- **Given records**:
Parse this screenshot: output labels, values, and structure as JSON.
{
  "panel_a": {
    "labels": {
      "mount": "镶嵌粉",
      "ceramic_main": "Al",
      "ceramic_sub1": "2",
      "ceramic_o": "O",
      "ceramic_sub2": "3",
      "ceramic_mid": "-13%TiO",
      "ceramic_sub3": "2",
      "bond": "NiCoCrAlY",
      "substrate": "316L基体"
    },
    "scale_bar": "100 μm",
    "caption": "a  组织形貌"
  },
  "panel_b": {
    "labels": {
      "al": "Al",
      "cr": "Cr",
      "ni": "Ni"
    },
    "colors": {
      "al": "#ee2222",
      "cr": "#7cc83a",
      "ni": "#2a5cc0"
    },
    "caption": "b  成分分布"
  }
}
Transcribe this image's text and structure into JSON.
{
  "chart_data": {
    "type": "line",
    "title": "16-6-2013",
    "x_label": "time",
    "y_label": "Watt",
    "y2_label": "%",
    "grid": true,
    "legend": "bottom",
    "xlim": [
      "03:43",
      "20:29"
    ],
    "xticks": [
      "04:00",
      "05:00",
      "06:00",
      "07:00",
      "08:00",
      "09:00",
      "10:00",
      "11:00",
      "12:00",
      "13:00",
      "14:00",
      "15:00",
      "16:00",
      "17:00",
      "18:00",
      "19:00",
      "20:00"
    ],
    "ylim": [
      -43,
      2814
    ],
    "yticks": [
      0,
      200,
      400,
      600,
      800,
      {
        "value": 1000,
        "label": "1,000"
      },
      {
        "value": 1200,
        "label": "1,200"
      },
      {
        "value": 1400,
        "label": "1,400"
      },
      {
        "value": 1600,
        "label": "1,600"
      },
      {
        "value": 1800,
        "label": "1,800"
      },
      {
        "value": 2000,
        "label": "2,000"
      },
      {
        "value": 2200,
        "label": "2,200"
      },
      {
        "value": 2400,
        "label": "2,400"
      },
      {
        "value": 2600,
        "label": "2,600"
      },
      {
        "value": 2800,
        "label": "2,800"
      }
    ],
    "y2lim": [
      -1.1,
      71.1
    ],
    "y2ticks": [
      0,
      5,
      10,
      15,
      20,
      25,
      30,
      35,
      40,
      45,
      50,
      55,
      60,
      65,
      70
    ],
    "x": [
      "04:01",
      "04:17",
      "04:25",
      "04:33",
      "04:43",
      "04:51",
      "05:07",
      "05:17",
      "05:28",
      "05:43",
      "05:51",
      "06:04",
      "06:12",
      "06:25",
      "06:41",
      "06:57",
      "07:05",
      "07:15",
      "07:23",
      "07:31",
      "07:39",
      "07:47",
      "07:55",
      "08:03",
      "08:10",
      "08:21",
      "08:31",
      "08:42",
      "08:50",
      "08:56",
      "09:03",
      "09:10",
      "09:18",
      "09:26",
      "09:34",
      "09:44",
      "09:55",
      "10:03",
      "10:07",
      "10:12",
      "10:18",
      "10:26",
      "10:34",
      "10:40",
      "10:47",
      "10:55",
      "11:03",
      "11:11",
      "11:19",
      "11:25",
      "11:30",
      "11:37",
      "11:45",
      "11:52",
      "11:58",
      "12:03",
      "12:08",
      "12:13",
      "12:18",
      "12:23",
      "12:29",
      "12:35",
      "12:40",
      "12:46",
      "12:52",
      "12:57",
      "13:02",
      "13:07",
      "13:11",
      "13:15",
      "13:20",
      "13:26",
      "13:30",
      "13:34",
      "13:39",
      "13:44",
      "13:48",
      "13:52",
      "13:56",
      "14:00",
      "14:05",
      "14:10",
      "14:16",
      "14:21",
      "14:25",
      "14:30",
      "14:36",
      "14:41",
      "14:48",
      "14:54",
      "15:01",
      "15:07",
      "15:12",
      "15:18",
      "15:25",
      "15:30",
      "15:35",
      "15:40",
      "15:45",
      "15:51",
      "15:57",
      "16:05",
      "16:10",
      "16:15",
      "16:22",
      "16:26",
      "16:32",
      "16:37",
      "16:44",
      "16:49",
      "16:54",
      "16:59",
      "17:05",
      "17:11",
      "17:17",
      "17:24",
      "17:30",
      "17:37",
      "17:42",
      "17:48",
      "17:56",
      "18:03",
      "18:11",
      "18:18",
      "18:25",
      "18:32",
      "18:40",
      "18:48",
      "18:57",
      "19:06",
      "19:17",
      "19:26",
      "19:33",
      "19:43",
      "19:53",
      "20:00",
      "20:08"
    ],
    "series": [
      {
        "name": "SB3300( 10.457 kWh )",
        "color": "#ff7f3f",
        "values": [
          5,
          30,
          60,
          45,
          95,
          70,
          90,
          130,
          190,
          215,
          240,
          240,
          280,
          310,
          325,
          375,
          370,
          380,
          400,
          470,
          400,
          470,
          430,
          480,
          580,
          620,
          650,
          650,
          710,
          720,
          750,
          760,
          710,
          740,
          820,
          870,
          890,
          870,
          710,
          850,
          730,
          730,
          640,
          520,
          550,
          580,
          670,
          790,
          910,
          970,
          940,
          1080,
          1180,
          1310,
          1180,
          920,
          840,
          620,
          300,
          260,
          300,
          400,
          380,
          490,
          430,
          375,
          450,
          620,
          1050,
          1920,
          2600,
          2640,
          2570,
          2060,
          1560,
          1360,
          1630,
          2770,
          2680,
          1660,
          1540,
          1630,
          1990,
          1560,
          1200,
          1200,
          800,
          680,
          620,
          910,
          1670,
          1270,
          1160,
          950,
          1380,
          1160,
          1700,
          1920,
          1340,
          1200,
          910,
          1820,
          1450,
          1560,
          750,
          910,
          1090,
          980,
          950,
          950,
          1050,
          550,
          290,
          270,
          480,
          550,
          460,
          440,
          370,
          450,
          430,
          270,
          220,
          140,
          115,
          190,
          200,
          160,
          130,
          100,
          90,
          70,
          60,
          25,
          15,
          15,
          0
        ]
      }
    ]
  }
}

- **Written task**:
Look for lines containing the string "values" and copy them all.

- **Full solution**:
Parse this screenshot: output labels, values, and structure as JSON.
        "values": [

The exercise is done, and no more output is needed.